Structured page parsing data
((
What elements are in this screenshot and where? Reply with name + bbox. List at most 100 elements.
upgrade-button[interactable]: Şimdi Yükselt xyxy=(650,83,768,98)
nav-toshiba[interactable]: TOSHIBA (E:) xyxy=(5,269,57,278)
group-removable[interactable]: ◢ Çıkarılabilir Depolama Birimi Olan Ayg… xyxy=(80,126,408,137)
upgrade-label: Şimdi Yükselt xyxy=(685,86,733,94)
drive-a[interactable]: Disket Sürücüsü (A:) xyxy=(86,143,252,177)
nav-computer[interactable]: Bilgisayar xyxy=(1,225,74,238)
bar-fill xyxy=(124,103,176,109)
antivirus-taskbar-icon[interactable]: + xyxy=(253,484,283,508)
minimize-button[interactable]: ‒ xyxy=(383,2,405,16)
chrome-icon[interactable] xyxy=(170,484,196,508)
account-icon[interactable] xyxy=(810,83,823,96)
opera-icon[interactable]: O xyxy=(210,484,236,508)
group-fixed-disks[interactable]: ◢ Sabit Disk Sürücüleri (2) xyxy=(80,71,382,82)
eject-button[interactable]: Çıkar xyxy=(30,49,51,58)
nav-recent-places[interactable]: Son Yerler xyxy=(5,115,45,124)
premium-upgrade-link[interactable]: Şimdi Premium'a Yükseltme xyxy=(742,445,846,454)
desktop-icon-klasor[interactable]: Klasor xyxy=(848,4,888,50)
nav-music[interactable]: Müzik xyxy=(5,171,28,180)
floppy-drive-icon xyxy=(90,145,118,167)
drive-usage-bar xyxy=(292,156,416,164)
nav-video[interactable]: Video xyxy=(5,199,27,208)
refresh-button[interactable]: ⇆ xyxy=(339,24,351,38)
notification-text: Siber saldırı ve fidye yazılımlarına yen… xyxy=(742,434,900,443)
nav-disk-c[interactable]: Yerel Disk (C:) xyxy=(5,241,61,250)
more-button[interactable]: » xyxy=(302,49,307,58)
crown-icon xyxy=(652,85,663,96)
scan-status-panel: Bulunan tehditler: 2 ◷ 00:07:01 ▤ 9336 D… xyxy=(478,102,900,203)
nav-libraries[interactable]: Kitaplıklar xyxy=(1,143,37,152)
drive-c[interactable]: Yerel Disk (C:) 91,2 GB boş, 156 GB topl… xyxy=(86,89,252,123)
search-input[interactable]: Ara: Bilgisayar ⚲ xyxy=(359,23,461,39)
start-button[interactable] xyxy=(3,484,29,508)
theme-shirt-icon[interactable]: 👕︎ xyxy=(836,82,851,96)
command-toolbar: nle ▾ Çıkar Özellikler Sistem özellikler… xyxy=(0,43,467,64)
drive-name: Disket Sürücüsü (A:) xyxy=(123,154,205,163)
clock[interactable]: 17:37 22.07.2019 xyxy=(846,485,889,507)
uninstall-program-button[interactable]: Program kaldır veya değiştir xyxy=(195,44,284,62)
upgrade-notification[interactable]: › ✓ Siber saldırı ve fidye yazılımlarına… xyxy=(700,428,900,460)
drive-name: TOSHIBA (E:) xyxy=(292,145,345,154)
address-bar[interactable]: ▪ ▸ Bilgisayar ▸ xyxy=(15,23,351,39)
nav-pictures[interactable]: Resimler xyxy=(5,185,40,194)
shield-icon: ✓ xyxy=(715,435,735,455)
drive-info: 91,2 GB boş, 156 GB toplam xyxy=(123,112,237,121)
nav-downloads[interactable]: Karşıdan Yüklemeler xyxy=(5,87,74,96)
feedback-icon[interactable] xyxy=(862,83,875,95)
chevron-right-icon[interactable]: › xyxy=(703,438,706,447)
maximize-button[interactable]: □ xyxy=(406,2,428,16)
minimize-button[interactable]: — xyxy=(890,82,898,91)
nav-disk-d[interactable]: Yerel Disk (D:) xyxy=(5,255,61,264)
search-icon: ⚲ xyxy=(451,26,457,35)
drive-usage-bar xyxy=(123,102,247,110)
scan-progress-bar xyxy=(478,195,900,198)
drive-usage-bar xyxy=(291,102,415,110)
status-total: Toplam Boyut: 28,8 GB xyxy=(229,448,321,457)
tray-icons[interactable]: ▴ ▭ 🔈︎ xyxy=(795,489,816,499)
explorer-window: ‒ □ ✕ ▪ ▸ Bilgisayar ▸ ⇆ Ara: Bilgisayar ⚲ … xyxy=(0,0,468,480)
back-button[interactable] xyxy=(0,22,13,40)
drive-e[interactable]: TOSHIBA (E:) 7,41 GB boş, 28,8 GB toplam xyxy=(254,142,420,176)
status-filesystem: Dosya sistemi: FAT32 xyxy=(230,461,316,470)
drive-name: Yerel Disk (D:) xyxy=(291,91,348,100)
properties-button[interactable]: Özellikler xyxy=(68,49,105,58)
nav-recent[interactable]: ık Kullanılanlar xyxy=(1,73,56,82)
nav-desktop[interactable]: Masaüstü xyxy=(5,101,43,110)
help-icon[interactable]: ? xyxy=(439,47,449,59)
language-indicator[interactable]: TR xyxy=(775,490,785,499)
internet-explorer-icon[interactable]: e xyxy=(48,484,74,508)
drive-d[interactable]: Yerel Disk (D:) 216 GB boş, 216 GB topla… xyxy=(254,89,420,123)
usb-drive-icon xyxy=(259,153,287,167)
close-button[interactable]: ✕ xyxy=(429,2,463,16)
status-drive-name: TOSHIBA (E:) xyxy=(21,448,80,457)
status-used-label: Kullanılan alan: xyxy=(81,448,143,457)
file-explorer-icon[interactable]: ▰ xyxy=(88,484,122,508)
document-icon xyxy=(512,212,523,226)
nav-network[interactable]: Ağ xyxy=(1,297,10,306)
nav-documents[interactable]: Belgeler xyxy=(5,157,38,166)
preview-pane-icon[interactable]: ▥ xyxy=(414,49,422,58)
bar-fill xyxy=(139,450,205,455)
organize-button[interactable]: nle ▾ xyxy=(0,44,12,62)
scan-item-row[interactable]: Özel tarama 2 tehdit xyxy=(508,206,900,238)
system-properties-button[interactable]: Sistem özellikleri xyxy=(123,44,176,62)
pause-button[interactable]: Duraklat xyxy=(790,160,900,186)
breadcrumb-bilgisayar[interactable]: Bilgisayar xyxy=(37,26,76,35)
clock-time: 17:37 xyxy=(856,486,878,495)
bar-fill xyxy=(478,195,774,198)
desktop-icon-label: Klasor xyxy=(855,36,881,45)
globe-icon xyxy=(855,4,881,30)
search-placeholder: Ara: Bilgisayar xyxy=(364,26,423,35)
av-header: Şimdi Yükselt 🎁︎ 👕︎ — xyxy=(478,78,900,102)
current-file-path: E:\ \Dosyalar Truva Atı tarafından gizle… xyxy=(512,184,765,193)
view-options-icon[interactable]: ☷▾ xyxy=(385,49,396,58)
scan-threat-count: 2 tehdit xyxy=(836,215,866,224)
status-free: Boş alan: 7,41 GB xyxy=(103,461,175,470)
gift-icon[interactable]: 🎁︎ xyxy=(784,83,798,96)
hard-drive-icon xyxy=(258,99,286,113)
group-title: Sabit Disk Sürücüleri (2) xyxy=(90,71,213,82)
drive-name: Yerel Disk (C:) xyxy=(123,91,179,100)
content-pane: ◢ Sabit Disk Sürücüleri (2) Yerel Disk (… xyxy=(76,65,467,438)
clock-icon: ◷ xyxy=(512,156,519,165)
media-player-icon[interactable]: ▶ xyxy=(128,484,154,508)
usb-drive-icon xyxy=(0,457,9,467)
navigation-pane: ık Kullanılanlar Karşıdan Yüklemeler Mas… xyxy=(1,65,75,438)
))
### YOUR GOAL
Each record above needs to be given again exactly as written.

### ANSWER TO THE PROBLEM
What elements are in this screenshot and where? Reply with name + bbox. List at most 100 elements.
upgrade-button[interactable]: Şimdi Yükselt xyxy=(650,83,768,98)
nav-toshiba[interactable]: TOSHIBA (E:) xyxy=(5,269,57,278)
group-removable[interactable]: ◢ Çıkarılabilir Depolama Birimi Olan Ayg… xyxy=(80,126,408,137)
upgrade-label: Şimdi Yükselt xyxy=(685,86,733,94)
drive-a[interactable]: Disket Sürücüsü (A:) xyxy=(86,143,252,177)
nav-computer[interactable]: Bilgisayar xyxy=(1,225,74,238)
bar-fill xyxy=(124,103,176,109)
antivirus-taskbar-icon[interactable]: + xyxy=(253,484,283,508)
minimize-button[interactable]: ‒ xyxy=(383,2,405,16)
chrome-icon[interactable] xyxy=(170,484,196,508)
account-icon[interactable] xyxy=(810,83,823,96)
opera-icon[interactable]: O xyxy=(210,484,236,508)
group-fixed-disks[interactable]: ◢ Sabit Disk Sürücüleri (2) xyxy=(80,71,382,82)
eject-button[interactable]: Çıkar xyxy=(30,49,51,58)
nav-recent-places[interactable]: Son Yerler xyxy=(5,115,45,124)
premium-upgrade-link[interactable]: Şimdi Premium'a Yükseltme xyxy=(742,445,846,454)
desktop-icon-klasor[interactable]: Klasor xyxy=(848,4,888,50)
nav-music[interactable]: Müzik xyxy=(5,171,28,180)
floppy-drive-icon xyxy=(90,145,118,167)
drive-usage-bar xyxy=(292,156,416,164)
nav-video[interactable]: Video xyxy=(5,199,27,208)
refresh-button[interactable]: ⇆ xyxy=(339,24,351,38)
notification-text: Siber saldırı ve fidye yazılımlarına yen… xyxy=(742,434,900,443)
nav-disk-c[interactable]: Yerel Disk (C:) xyxy=(5,241,61,250)
more-button[interactable]: » xyxy=(302,49,307,58)
crown-icon xyxy=(652,85,663,96)
scan-status-panel: Bulunan tehditler: 2 ◷ 00:07:01 ▤ 9336 D… xyxy=(478,102,900,203)
nav-libraries[interactable]: Kitaplıklar xyxy=(1,143,37,152)
drive-c[interactable]: Yerel Disk (C:) 91,2 GB boş, 156 GB topl… xyxy=(86,89,252,123)
search-input[interactable]: Ara: Bilgisayar ⚲ xyxy=(359,23,461,39)
start-button[interactable] xyxy=(3,484,29,508)
theme-shirt-icon[interactable]: 👕︎ xyxy=(836,82,851,96)
command-toolbar: nle ▾ Çıkar Özellikler Sistem özellikler… xyxy=(0,43,467,64)
drive-name: Disket Sürücüsü (A:) xyxy=(123,154,205,163)
clock[interactable]: 17:37 22.07.2019 xyxy=(846,485,889,507)
uninstall-program-button[interactable]: Program kaldır veya değiştir xyxy=(195,44,284,62)
upgrade-notification[interactable]: › ✓ Siber saldırı ve fidye yazılımlarına… xyxy=(700,428,900,460)
drive-name: TOSHIBA (E:) xyxy=(292,145,345,154)
address-bar[interactable]: ▪ ▸ Bilgisayar ▸ xyxy=(15,23,351,39)
nav-pictures[interactable]: Resimler xyxy=(5,185,40,194)
shield-icon: ✓ xyxy=(715,435,735,455)
drive-info: 91,2 GB boş, 156 GB toplam xyxy=(123,112,237,121)
nav-downloads[interactable]: Karşıdan Yüklemeler xyxy=(5,87,74,96)
feedback-icon[interactable] xyxy=(862,83,875,95)
chevron-right-icon[interactable]: › xyxy=(703,438,706,447)
maximize-button[interactable]: □ xyxy=(406,2,428,16)
minimize-button[interactable]: — xyxy=(890,82,898,91)
nav-disk-d[interactable]: Yerel Disk (D:) xyxy=(5,255,61,264)
search-icon: ⚲ xyxy=(451,26,457,35)
drive-usage-bar xyxy=(123,102,247,110)
scan-progress-bar xyxy=(478,195,900,198)
drive-usage-bar xyxy=(291,102,415,110)
status-total: Toplam Boyut: 28,8 GB xyxy=(229,448,321,457)
tray-icons[interactable]: ▴ ▭ 🔈︎ xyxy=(795,489,816,499)
explorer-window: ‒ □ ✕ ▪ ▸ Bilgisayar ▸ ⇆ Ara: Bilgisayar ⚲ … xyxy=(0,0,468,480)
back-button[interactable] xyxy=(0,22,13,40)
drive-e[interactable]: TOSHIBA (E:) 7,41 GB boş, 28,8 GB toplam xyxy=(254,142,420,176)
status-filesystem: Dosya sistemi: FAT32 xyxy=(230,461,316,470)
drive-name: Yerel Disk (D:) xyxy=(291,91,348,100)
properties-button[interactable]: Özellikler xyxy=(68,49,105,58)
nav-recent[interactable]: ık Kullanılanlar xyxy=(1,73,56,82)
nav-desktop[interactable]: Masaüstü xyxy=(5,101,43,110)
help-icon[interactable]: ? xyxy=(439,47,449,59)
language-indicator[interactable]: TR xyxy=(775,490,785,499)
internet-explorer-icon[interactable]: e xyxy=(48,484,74,508)
drive-d[interactable]: Yerel Disk (D:) 216 GB boş, 216 GB topla… xyxy=(254,89,420,123)
usb-drive-icon xyxy=(259,153,287,167)
close-button[interactable]: ✕ xyxy=(429,2,463,16)
status-drive-name: TOSHIBA (E:) xyxy=(21,448,80,457)
status-used-label: Kullanılan alan: xyxy=(81,448,143,457)
file-explorer-icon[interactable]: ▰ xyxy=(88,484,122,508)
document-icon xyxy=(512,212,523,226)
nav-network[interactable]: Ağ xyxy=(1,297,10,306)
nav-documents[interactable]: Belgeler xyxy=(5,157,38,166)
preview-pane-icon[interactable]: ▥ xyxy=(414,49,422,58)
bar-fill xyxy=(139,450,205,455)
organize-button[interactable]: nle ▾ xyxy=(0,44,12,62)
scan-item-row[interactable]: Özel tarama 2 tehdit xyxy=(508,206,900,238)
system-properties-button[interactable]: Sistem özellikleri xyxy=(123,44,176,62)
pause-button[interactable]: Duraklat xyxy=(790,160,900,186)
breadcrumb-bilgisayar[interactable]: Bilgisayar xyxy=(37,26,76,35)
clock-time: 17:37 xyxy=(856,486,878,495)
bar-fill xyxy=(478,195,774,198)
desktop-icon-label: Klasor xyxy=(855,36,881,45)
globe-icon xyxy=(855,4,881,30)
search-placeholder: Ara: Bilgisayar xyxy=(364,26,423,35)
av-header: Şimdi Yükselt 🎁︎ 👕︎ — xyxy=(478,78,900,102)
current-file-path: E:\ \Dosyalar Truva Atı tarafından gizle… xyxy=(512,184,765,193)
view-options-icon[interactable]: ☷▾ xyxy=(385,49,396,58)
scan-threat-count: 2 tehdit xyxy=(836,215,866,224)
status-free: Boş alan: 7,41 GB xyxy=(103,461,175,470)
gift-icon[interactable]: 🎁︎ xyxy=(784,83,798,96)
hard-drive-icon xyxy=(258,99,286,113)
group-title: Sabit Disk Sürücüleri (2) xyxy=(90,71,213,82)
drive-name: Yerel Disk (C:) xyxy=(123,91,179,100)
content-pane: ◢ Sabit Disk Sürücüleri (2) Yerel Disk (… xyxy=(76,65,467,438)
clock-icon: ◷ xyxy=(512,156,519,165)
media-player-icon[interactable]: ▶ xyxy=(128,484,154,508)
usb-drive-icon xyxy=(0,457,9,467)
navigation-pane: ık Kullanılanlar Karşıdan Yüklemeler Mas… xyxy=(1,65,75,438)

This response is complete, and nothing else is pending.